_Task description_.
Copy each of the following lines word for word, with nothing changed.

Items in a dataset
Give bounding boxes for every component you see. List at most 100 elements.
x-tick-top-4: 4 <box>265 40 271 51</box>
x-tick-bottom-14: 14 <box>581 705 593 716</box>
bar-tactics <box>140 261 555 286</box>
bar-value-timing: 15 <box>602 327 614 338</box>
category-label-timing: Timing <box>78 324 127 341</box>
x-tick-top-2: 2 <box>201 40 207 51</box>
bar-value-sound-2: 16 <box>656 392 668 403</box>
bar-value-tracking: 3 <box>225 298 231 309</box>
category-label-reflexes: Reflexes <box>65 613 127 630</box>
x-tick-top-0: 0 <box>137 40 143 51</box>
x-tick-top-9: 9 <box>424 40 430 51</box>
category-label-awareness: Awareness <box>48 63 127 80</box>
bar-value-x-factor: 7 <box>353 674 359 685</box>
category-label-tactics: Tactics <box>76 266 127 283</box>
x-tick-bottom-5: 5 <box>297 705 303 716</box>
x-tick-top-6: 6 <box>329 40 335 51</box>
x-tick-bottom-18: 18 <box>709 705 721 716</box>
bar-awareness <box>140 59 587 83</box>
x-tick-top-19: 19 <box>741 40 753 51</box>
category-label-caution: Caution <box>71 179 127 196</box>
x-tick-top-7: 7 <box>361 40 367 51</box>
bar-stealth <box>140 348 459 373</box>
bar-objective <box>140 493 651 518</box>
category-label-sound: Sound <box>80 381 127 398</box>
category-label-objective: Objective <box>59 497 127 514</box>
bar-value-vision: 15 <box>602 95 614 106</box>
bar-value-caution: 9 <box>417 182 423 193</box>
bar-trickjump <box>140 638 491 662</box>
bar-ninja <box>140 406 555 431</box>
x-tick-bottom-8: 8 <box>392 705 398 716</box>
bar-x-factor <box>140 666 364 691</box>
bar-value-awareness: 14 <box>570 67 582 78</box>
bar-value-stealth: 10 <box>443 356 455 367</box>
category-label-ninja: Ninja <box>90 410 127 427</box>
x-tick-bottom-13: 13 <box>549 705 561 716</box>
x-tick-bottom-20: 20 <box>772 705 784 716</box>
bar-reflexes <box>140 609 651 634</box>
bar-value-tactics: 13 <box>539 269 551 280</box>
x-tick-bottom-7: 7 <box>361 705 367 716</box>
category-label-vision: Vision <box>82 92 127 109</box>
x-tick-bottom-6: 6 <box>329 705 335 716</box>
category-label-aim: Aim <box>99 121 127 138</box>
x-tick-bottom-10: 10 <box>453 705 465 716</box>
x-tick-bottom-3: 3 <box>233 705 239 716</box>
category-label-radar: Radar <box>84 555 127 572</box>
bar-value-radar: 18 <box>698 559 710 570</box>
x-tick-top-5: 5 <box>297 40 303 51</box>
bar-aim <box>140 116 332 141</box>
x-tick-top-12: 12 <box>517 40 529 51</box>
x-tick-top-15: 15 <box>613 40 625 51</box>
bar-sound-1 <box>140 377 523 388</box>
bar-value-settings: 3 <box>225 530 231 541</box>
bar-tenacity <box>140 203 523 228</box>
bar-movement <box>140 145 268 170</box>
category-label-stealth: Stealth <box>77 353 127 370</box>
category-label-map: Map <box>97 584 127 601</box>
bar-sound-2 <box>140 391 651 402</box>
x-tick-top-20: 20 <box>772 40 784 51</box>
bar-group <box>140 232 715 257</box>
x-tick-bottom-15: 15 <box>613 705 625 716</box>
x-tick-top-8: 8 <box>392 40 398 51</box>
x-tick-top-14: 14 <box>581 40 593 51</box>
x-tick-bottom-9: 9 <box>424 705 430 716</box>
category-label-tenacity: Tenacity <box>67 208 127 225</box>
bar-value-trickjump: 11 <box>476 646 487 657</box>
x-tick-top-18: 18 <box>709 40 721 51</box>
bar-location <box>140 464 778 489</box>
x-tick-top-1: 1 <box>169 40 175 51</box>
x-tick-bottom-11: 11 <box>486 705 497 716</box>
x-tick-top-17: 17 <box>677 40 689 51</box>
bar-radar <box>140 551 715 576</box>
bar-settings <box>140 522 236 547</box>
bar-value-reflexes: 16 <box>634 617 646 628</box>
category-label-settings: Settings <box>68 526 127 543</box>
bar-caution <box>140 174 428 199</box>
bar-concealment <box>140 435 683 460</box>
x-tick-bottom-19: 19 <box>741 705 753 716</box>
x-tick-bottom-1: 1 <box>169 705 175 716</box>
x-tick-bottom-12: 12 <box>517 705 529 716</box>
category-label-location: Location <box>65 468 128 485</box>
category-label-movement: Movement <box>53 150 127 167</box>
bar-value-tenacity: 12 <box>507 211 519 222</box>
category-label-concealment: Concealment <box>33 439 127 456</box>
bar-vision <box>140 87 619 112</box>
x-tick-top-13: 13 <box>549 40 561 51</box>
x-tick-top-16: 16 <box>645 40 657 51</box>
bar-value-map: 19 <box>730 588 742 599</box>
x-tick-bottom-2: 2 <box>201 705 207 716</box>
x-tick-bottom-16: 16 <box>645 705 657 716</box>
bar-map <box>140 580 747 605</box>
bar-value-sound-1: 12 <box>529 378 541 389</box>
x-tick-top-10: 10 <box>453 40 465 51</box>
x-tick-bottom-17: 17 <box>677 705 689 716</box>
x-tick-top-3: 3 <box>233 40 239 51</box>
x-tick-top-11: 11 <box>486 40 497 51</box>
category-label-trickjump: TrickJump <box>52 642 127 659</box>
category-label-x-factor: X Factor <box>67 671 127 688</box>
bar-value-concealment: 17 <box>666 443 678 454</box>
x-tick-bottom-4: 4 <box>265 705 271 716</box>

_Output below_.
Give bounding boxes for every component you see. List at most 100 elements.
x-tick-top-4: 4 <box>265 40 271 51</box>
x-tick-bottom-14: 14 <box>581 705 593 716</box>
bar-tactics <box>140 261 555 286</box>
bar-value-timing: 15 <box>602 327 614 338</box>
category-label-timing: Timing <box>78 324 127 341</box>
x-tick-top-2: 2 <box>201 40 207 51</box>
bar-value-sound-2: 16 <box>656 392 668 403</box>
bar-value-tracking: 3 <box>225 298 231 309</box>
category-label-reflexes: Reflexes <box>65 613 127 630</box>
x-tick-top-0: 0 <box>137 40 143 51</box>
x-tick-top-9: 9 <box>424 40 430 51</box>
category-label-awareness: Awareness <box>48 63 127 80</box>
bar-value-x-factor: 7 <box>353 674 359 685</box>
category-label-tactics: Tactics <box>76 266 127 283</box>
x-tick-bottom-5: 5 <box>297 705 303 716</box>
x-tick-top-6: 6 <box>329 40 335 51</box>
x-tick-bottom-18: 18 <box>709 705 721 716</box>
bar-awareness <box>140 59 587 83</box>
x-tick-top-19: 19 <box>741 40 753 51</box>
category-label-caution: Caution <box>71 179 127 196</box>
x-tick-top-7: 7 <box>361 40 367 51</box>
bar-stealth <box>140 348 459 373</box>
bar-objective <box>140 493 651 518</box>
category-label-sound: Sound <box>80 381 127 398</box>
category-label-objective: Objective <box>59 497 127 514</box>
bar-value-vision: 15 <box>602 95 614 106</box>
bar-value-caution: 9 <box>417 182 423 193</box>
bar-trickjump <box>140 638 491 662</box>
bar-ninja <box>140 406 555 431</box>
x-tick-bottom-8: 8 <box>392 705 398 716</box>
bar-x-factor <box>140 666 364 691</box>
bar-value-awareness: 14 <box>570 67 582 78</box>
bar-value-stealth: 10 <box>443 356 455 367</box>
category-label-ninja: Ninja <box>90 410 127 427</box>
x-tick-bottom-13: 13 <box>549 705 561 716</box>
x-tick-bottom-20: 20 <box>772 705 784 716</box>
bar-reflexes <box>140 609 651 634</box>
bar-value-tactics: 13 <box>539 269 551 280</box>
x-tick-bottom-7: 7 <box>361 705 367 716</box>
category-label-vision: Vision <box>82 92 127 109</box>
x-tick-bottom-6: 6 <box>329 705 335 716</box>
category-label-aim: Aim <box>99 121 127 138</box>
x-tick-bottom-10: 10 <box>453 705 465 716</box>
x-tick-bottom-3: 3 <box>233 705 239 716</box>
category-label-radar: Radar <box>84 555 127 572</box>
bar-value-radar: 18 <box>698 559 710 570</box>
x-tick-top-5: 5 <box>297 40 303 51</box>
bar-aim <box>140 116 332 141</box>
x-tick-top-12: 12 <box>517 40 529 51</box>
x-tick-top-15: 15 <box>613 40 625 51</box>
bar-sound-1 <box>140 377 523 388</box>
bar-value-settings: 3 <box>225 530 231 541</box>
bar-tenacity <box>140 203 523 228</box>
bar-movement <box>140 145 268 170</box>
category-label-stealth: Stealth <box>77 353 127 370</box>
category-label-map: Map <box>97 584 127 601</box>
bar-sound-2 <box>140 391 651 402</box>
x-tick-top-20: 20 <box>772 40 784 51</box>
bar-group <box>140 232 715 257</box>
x-tick-bottom-15: 15 <box>613 705 625 716</box>
x-tick-top-8: 8 <box>392 40 398 51</box>
x-tick-top-14: 14 <box>581 40 593 51</box>
x-tick-bottom-9: 9 <box>424 705 430 716</box>
category-label-tenacity: Tenacity <box>67 208 127 225</box>
bar-value-trickjump: 11 <box>476 646 487 657</box>
x-tick-top-18: 18 <box>709 40 721 51</box>
bar-location <box>140 464 778 489</box>
x-tick-top-1: 1 <box>169 40 175 51</box>
x-tick-bottom-11: 11 <box>486 705 497 716</box>
x-tick-top-17: 17 <box>677 40 689 51</box>
bar-radar <box>140 551 715 576</box>
bar-settings <box>140 522 236 547</box>
bar-value-reflexes: 16 <box>634 617 646 628</box>
category-label-settings: Settings <box>68 526 127 543</box>
bar-caution <box>140 174 428 199</box>
bar-concealment <box>140 435 683 460</box>
x-tick-bottom-19: 19 <box>741 705 753 716</box>
x-tick-bottom-1: 1 <box>169 705 175 716</box>
x-tick-bottom-12: 12 <box>517 705 529 716</box>
category-label-location: Location <box>65 468 128 485</box>
category-label-movement: Movement <box>53 150 127 167</box>
bar-value-tenacity: 12 <box>507 211 519 222</box>
category-label-concealment: Concealment <box>33 439 127 456</box>
bar-vision <box>140 87 619 112</box>
x-tick-top-13: 13 <box>549 40 561 51</box>
x-tick-top-16: 16 <box>645 40 657 51</box>
bar-value-map: 19 <box>730 588 742 599</box>
x-tick-bottom-2: 2 <box>201 705 207 716</box>
x-tick-bottom-16: 16 <box>645 705 657 716</box>
bar-map <box>140 580 747 605</box>
bar-value-sound-1: 12 <box>529 378 541 389</box>
x-tick-top-10: 10 <box>453 40 465 51</box>
x-tick-bottom-17: 17 <box>677 705 689 716</box>
x-tick-top-3: 3 <box>233 40 239 51</box>
x-tick-top-11: 11 <box>486 40 497 51</box>
category-label-trickjump: TrickJump <box>52 642 127 659</box>
category-label-x-factor: X Factor <box>67 671 127 688</box>
bar-value-concealment: 17 <box>666 443 678 454</box>
x-tick-bottom-4: 4 <box>265 705 271 716</box>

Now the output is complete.